BEGIN Dataset records
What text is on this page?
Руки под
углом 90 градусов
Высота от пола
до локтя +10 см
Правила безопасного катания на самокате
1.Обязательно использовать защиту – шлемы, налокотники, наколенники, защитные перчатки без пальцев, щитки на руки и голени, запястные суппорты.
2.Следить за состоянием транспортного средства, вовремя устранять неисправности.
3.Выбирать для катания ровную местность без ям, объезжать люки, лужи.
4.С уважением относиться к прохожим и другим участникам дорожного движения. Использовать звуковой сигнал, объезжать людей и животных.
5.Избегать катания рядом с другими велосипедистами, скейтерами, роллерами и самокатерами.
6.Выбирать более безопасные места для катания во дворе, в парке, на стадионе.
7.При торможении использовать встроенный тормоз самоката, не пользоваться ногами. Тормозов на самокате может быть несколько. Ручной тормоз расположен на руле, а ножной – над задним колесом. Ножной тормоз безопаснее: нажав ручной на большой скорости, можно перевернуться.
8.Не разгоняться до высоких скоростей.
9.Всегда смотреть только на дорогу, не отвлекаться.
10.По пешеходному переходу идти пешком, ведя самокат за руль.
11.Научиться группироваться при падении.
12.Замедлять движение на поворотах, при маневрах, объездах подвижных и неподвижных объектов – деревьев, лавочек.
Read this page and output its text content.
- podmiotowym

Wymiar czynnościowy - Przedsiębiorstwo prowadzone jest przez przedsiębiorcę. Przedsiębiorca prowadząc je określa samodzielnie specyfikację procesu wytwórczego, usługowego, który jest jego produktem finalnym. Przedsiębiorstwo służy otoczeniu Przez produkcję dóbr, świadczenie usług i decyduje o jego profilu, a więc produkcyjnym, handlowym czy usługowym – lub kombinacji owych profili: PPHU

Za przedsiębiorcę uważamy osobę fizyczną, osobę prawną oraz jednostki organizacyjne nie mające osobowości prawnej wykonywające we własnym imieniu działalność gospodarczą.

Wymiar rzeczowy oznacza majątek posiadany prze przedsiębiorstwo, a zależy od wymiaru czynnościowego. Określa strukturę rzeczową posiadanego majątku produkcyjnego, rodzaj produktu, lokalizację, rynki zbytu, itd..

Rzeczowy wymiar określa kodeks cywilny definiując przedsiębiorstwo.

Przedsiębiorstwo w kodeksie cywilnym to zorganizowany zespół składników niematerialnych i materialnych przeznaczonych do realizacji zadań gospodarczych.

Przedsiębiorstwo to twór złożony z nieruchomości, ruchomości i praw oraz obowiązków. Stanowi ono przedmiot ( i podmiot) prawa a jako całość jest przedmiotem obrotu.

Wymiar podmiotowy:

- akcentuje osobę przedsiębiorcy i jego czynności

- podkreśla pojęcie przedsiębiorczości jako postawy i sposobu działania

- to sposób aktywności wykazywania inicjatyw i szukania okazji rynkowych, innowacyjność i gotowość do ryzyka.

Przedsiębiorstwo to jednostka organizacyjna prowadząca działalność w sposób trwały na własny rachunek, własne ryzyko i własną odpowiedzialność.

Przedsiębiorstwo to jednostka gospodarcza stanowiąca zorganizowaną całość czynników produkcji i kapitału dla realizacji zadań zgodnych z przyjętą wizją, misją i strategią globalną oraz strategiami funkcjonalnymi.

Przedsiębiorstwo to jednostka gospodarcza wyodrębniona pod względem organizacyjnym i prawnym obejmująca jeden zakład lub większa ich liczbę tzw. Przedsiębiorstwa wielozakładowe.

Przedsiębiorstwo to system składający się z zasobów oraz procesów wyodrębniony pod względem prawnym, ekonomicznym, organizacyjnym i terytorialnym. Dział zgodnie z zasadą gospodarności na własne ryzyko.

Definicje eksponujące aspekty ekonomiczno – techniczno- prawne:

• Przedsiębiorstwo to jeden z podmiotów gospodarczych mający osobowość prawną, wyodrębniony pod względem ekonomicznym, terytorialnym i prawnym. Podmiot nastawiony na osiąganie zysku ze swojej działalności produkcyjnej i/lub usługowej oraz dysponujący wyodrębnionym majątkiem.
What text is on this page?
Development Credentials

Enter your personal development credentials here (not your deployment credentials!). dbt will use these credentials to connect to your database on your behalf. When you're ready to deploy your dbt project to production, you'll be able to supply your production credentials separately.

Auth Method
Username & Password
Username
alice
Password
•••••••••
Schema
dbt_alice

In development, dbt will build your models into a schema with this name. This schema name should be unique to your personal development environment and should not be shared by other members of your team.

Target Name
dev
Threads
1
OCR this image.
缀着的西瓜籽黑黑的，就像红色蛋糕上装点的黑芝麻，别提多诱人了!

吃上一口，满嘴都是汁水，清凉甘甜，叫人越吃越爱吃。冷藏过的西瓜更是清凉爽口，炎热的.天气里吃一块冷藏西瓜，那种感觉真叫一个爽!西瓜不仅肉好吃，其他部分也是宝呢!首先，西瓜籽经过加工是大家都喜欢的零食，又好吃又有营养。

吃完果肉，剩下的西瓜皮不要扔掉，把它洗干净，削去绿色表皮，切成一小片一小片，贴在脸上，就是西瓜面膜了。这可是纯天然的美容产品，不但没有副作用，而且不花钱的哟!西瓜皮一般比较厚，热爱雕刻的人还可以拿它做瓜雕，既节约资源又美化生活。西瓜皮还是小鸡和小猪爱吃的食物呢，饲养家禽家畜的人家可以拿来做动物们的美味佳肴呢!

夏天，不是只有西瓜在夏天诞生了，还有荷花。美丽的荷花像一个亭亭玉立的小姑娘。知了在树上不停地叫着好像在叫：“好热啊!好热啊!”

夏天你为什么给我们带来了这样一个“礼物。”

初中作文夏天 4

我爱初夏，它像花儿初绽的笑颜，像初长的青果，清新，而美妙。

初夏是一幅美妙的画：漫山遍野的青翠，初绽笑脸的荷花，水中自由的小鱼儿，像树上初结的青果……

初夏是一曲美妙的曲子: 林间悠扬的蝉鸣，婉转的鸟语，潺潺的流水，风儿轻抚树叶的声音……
END Dataset records
## Exercise directions
Transcribe exactly the line containing "OCR this image." and all remaining lines of the material, ending with the last one.

## Exercise answer
OCR this image.
缀着的西瓜籽黑黑的，就像红色蛋糕上装点的黑芝麻，别提多诱人了!

吃上一口，满嘴都是汁水，清凉甘甜，叫人越吃越爱吃。冷藏过的西瓜更是清凉爽口，炎热的.天气里吃一块冷藏西瓜，那种感觉真叫一个爽!西瓜不仅肉好吃，其他部分也是宝呢!首先，西瓜籽经过加工是大家都喜欢的零食，又好吃又有营养。

吃完果肉，剩下的西瓜皮不要扔掉，把它洗干净，削去绿色表皮，切成一小片一小片，贴在脸上，就是西瓜面膜了。这可是纯天然的美容产品，不但没有副作用，而且不花钱的哟!西瓜皮一般比较厚，热爱雕刻的人还可以拿它做瓜雕，既节约资源又美化生活。西瓜皮还是小鸡和小猪爱吃的食物呢，饲养家禽家畜的人家可以拿来做动物们的美味佳肴呢!

夏天，不是只有西瓜在夏天诞生了，还有荷花。美丽的荷花像一个亭亭玉立的小姑娘。知了在树上不停地叫着好像在叫：“好热啊!好热啊!”

夏天你为什么给我们带来了这样一个“礼物。”

初中作文夏天 4

我爱初夏，它像花儿初绽的笑颜，像初长的青果，清新，而美妙。

初夏是一幅美妙的画：漫山遍野的青翠，初绽笑脸的荷花，水中自由的小鱼儿，像树上初结的青果……

初夏是一曲美妙的曲子: 林间悠扬的蝉鸣，婉转的鸟语，潺潺的流水，风儿轻抚树叶的声音……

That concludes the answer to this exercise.